## AIM OF THE EXERCISE:
Will you output the entries below exactly, skipping every image they contain?

## RECORDS FOR THE TASK:
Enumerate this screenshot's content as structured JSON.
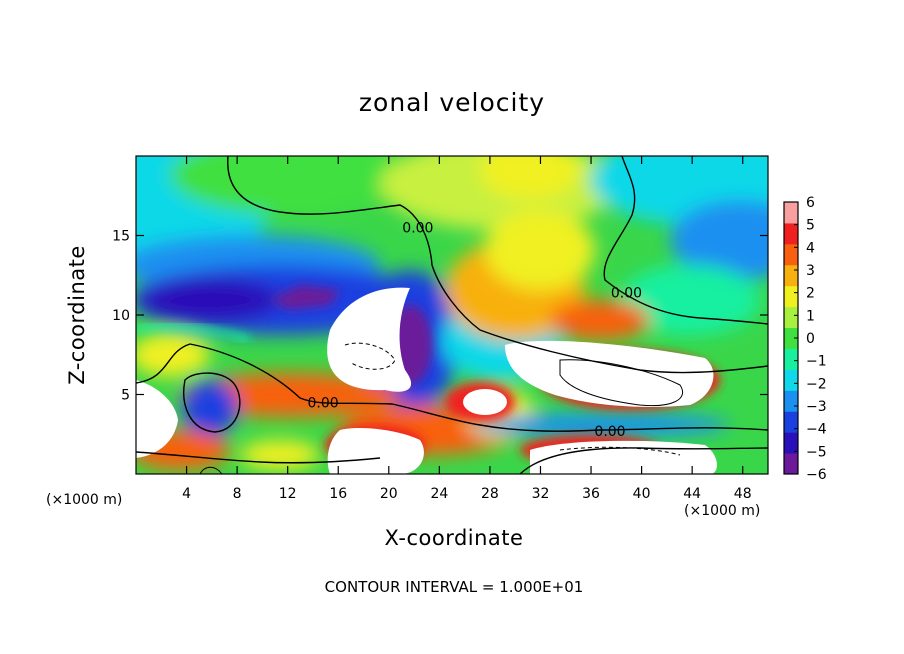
{
  "chart_data": {
    "type": "heatmap",
    "title": "zonal velocity",
    "xlabel": "X-coordinate",
    "ylabel": "Z-coordinate",
    "x_unit_label": "(×1000 m)",
    "x_ticks": [
      4,
      8,
      12,
      16,
      20,
      24,
      28,
      32,
      36,
      40,
      44,
      48
    ],
    "y_ticks": [
      5,
      10,
      15
    ],
    "xlim": [
      0,
      50
    ],
    "ylim": [
      0,
      20
    ],
    "colorbar": {
      "levels": [
        -6,
        -5,
        -4,
        -3,
        -2,
        -1,
        0,
        1,
        2,
        3,
        4,
        5,
        6
      ],
      "colors": [
        "#6a1a9a",
        "#2a10b8",
        "#1a40e0",
        "#1a90f0",
        "#10d8e8",
        "#18f0a0",
        "#40e040",
        "#a8f040",
        "#f0f020",
        "#f8b010",
        "#f86010",
        "#f02020",
        "#f8a0a0"
      ],
      "above_max_color": "#ffffff"
    },
    "contour_labels": [
      {
        "text": "0.00",
        "x": 14.8,
        "z": 4.5
      },
      {
        "text": "0.00",
        "x": 37.5,
        "z": 2.7
      },
      {
        "text": "0.00",
        "x": 22.3,
        "z": 15.5
      },
      {
        "text": "0.00",
        "x": 38.8,
        "z": 11.4
      }
    ],
    "contour_interval_text": "CONTOUR INTERVAL = 1.000E+01"
  }
}
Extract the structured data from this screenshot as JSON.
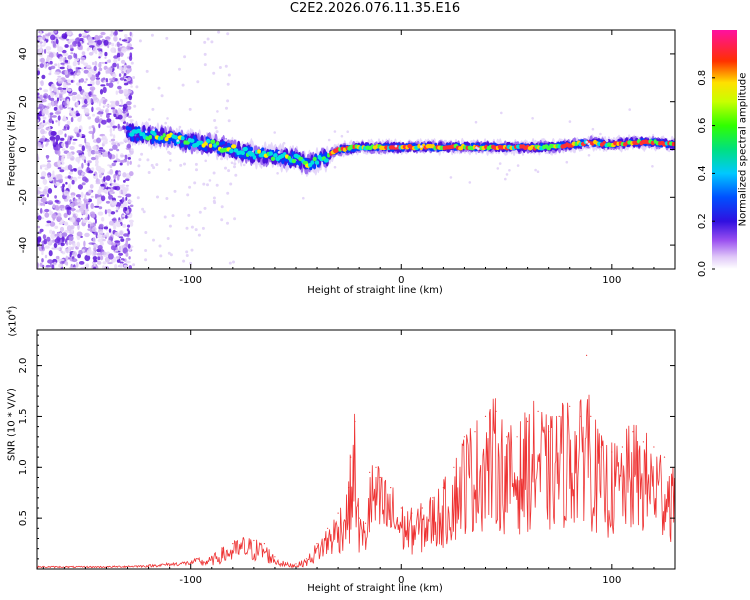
{
  "title": "C2E2.2026.076.11.35.E16",
  "chart_data": [
    {
      "type": "heatmap",
      "title": "C2E2.2026.076.11.35.E16",
      "xlabel": "Height of straight line (km)",
      "ylabel": "Frequency (Hz)",
      "xlim": [
        -173,
        130
      ],
      "ylim": [
        -50,
        50
      ],
      "xticks": [
        -100,
        0,
        100
      ],
      "yticks": [
        -40,
        -20,
        0,
        20,
        40
      ],
      "colorbar": {
        "label": "Normalized spectral amplitude",
        "range": [
          0,
          1
        ],
        "ticks": [
          "0.0",
          "0.2",
          "0.4",
          "0.6",
          "0.8"
        ]
      },
      "ridge": {
        "x": [
          -130,
          -120,
          -110,
          -100,
          -90,
          -80,
          -70,
          -60,
          -50,
          -45,
          -40,
          -35,
          -30,
          -20,
          -10,
          0,
          10,
          20,
          30,
          40,
          50,
          60,
          70,
          80,
          90,
          100,
          110,
          120,
          130
        ],
        "freq": [
          7,
          6,
          5,
          3,
          2,
          0,
          -2,
          -3,
          -4,
          -6,
          -5,
          -3,
          0,
          1,
          1,
          1,
          1,
          1,
          1,
          1,
          1,
          1,
          1,
          2,
          3,
          2,
          3,
          3,
          2
        ]
      }
    },
    {
      "type": "line",
      "xlabel": "Height of straight line (km)",
      "ylabel": "SNR (10 * V/V)",
      "yscale_label": "(x10",
      "yscale_exp": "4",
      "xlim": [
        -173,
        130
      ],
      "ylim": [
        0,
        2.35
      ],
      "xticks": [
        -100,
        0,
        100
      ],
      "yticks": [
        "0.5",
        "1.0",
        "1.5",
        "2.0"
      ],
      "color": "#ee3333",
      "series": [
        {
          "name": "SNR",
          "x": [
            -173,
            -140,
            -120,
            -100,
            -90,
            -85,
            -80,
            -75,
            -70,
            -65,
            -60,
            -55,
            -50,
            -45,
            -40,
            -35,
            -30,
            -25,
            -24,
            -22,
            -20,
            -17,
            -15,
            -12,
            -10,
            -5,
            0,
            5,
            10,
            15,
            20,
            25,
            30,
            35,
            40,
            45,
            50,
            55,
            60,
            65,
            70,
            75,
            80,
            85,
            88,
            90,
            95,
            100,
            105,
            110,
            115,
            120,
            125,
            130
          ],
          "y": [
            0.02,
            0.02,
            0.03,
            0.06,
            0.12,
            0.2,
            0.25,
            0.3,
            0.28,
            0.25,
            0.12,
            0.06,
            0.05,
            0.1,
            0.25,
            0.4,
            0.55,
            0.8,
            1.1,
            1.45,
            0.5,
            0.45,
            0.95,
            1.0,
            0.9,
            0.8,
            0.6,
            0.55,
            0.6,
            0.7,
            0.8,
            1.0,
            1.3,
            1.35,
            1.5,
            1.55,
            1.3,
            1.3,
            1.45,
            1.55,
            1.35,
            1.5,
            1.6,
            1.5,
            2.1,
            1.5,
            1.2,
            1.15,
            1.2,
            1.35,
            1.25,
            1.2,
            1.1,
            1.0
          ]
        }
      ]
    }
  ]
}
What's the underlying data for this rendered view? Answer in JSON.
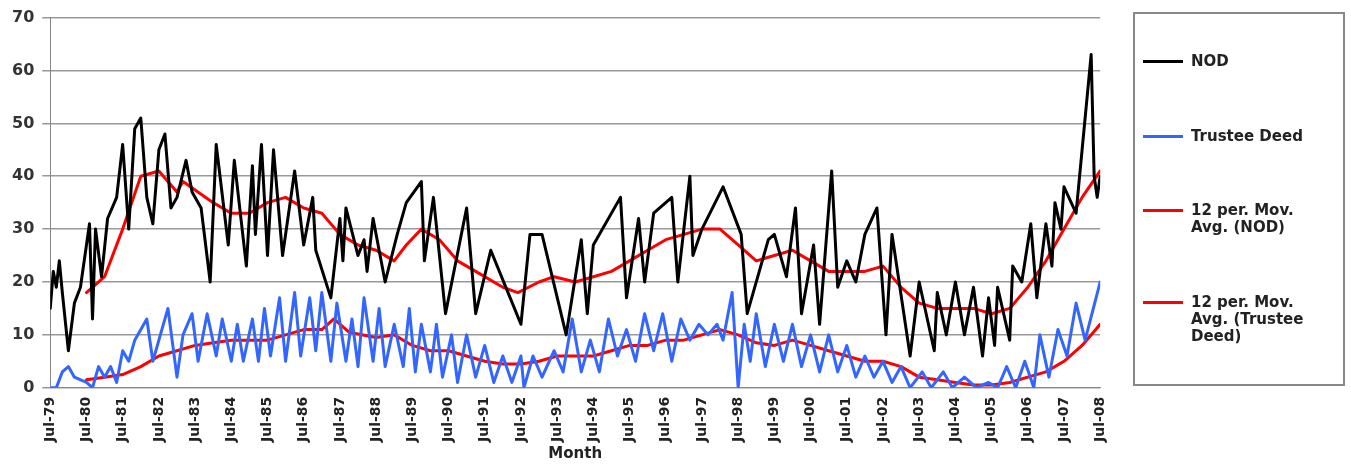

## ANSWER BELOW:
Enumerate this screenshot's content as structured JSON.
{
  "chart_data": {
    "type": "heatmap",
    "title": "zonal velocity",
    "xlabel": "X-coordinate",
    "ylabel": "Z-coordinate",
    "x_unit_label": "(×1000 m)",
    "x_ticks": [
      4,
      8,
      12,
      16,
      20,
      24,
      28,
      32,
      36,
      40,
      44,
      48
    ],
    "y_ticks": [
      5,
      10,
      15
    ],
    "xlim": [
      0,
      50
    ],
    "ylim": [
      0,
      20
    ],
    "colorbar": {
      "levels": [
        -6,
        -5,
        -4,
        -3,
        -2,
        -1,
        0,
        1,
        2,
        3,
        4,
        5,
        6
      ],
      "colors": [
        "#6a1a9a",
        "#2a10b8",
        "#1a40e0",
        "#1a90f0",
        "#10d8e8",
        "#18f0a0",
        "#40e040",
        "#a8f040",
        "#f0f020",
        "#f8b010",
        "#f86010",
        "#f02020",
        "#f8a0a0"
      ],
      "above_max_color": "#ffffff"
    },
    "contour_labels": [
      {
        "text": "0.00",
        "x": 14.8,
        "z": 4.5
      },
      {
        "text": "0.00",
        "x": 37.5,
        "z": 2.7
      },
      {
        "text": "0.00",
        "x": 22.3,
        "z": 15.5
      },
      {
        "text": "0.00",
        "x": 38.8,
        "z": 11.4
      }
    ],
    "contour_interval_text": "CONTOUR INTERVAL = 1.000E+01"
  }
}
Extract the structured data from this screenshot as JSON.
{
  "title": "C2E2.2026.076.11.35.E16",
  "chart_data": [
    {
      "type": "heatmap",
      "title": "C2E2.2026.076.11.35.E16",
      "xlabel": "Height of straight line (km)",
      "ylabel": "Frequency (Hz)",
      "xlim": [
        -173,
        130
      ],
      "ylim": [
        -50,
        50
      ],
      "xticks": [
        -100,
        0,
        100
      ],
      "yticks": [
        -40,
        -20,
        0,
        20,
        40
      ],
      "colorbar": {
        "label": "Normalized spectral amplitude",
        "range": [
          0,
          1
        ],
        "ticks": [
          "0.0",
          "0.2",
          "0.4",
          "0.6",
          "0.8"
        ]
      },
      "ridge": {
        "x": [
          -130,
          -120,
          -110,
          -100,
          -90,
          -80,
          -70,
          -60,
          -50,
          -45,
          -40,
          -35,
          -30,
          -20,
          -10,
          0,
          10,
          20,
          30,
          40,
          50,
          60,
          70,
          80,
          90,
          100,
          110,
          120,
          130
        ],
        "freq": [
          7,
          6,
          5,
          3,
          2,
          0,
          -2,
          -3,
          -4,
          -6,
          -5,
          -3,
          0,
          1,
          1,
          1,
          1,
          1,
          1,
          1,
          1,
          1,
          1,
          2,
          3,
          2,
          3,
          3,
          2
        ]
      }
    },
    {
      "type": "line",
      "xlabel": "Height of straight line (km)",
      "ylabel": "SNR (10 * V/V)",
      "yscale_label": "(x10",
      "yscale_exp": "4",
      "xlim": [
        -173,
        130
      ],
      "ylim": [
        0,
        2.35
      ],
      "xticks": [
        -100,
        0,
        100
      ],
      "yticks": [
        "0.5",
        "1.0",
        "1.5",
        "2.0"
      ],
      "color": "#ee3333",
      "series": [
        {
          "name": "SNR",
          "x": [
            -173,
            -140,
            -120,
            -100,
            -90,
            -85,
            -80,
            -75,
            -70,
            -65,
            -60,
            -55,
            -50,
            -45,
            -40,
            -35,
            -30,
            -25,
            -24,
            -22,
            -20,
            -17,
            -15,
            -12,
            -10,
            -5,
            0,
            5,
            10,
            15,
            20,
            25,
            30,
            35,
            40,
            45,
            50,
            55,
            60,
            65,
            70,
            75,
            80,
            85,
            88,
            90,
            95,
            100,
            105,
            110,
            115,
            120,
            125,
            130
          ],
          "y": [
            0.02,
            0.02,
            0.03,
            0.06,
            0.12,
            0.2,
            0.25,
            0.3,
            0.28,
            0.25,
            0.12,
            0.06,
            0.05,
            0.1,
            0.25,
            0.4,
            0.55,
            0.8,
            1.1,
            1.45,
            0.5,
            0.45,
            0.95,
            1.0,
            0.9,
            0.8,
            0.6,
            0.55,
            0.6,
            0.7,
            0.8,
            1.0,
            1.3,
            1.35,
            1.5,
            1.55,
            1.3,
            1.3,
            1.45,
            1.55,
            1.35,
            1.5,
            1.6,
            1.5,
            2.1,
            1.5,
            1.2,
            1.15,
            1.2,
            1.35,
            1.25,
            1.2,
            1.1,
            1.0
          ]
        }
      ]
    }
  ]
}
What's the underlying data for this rendered view? Answer in JSON.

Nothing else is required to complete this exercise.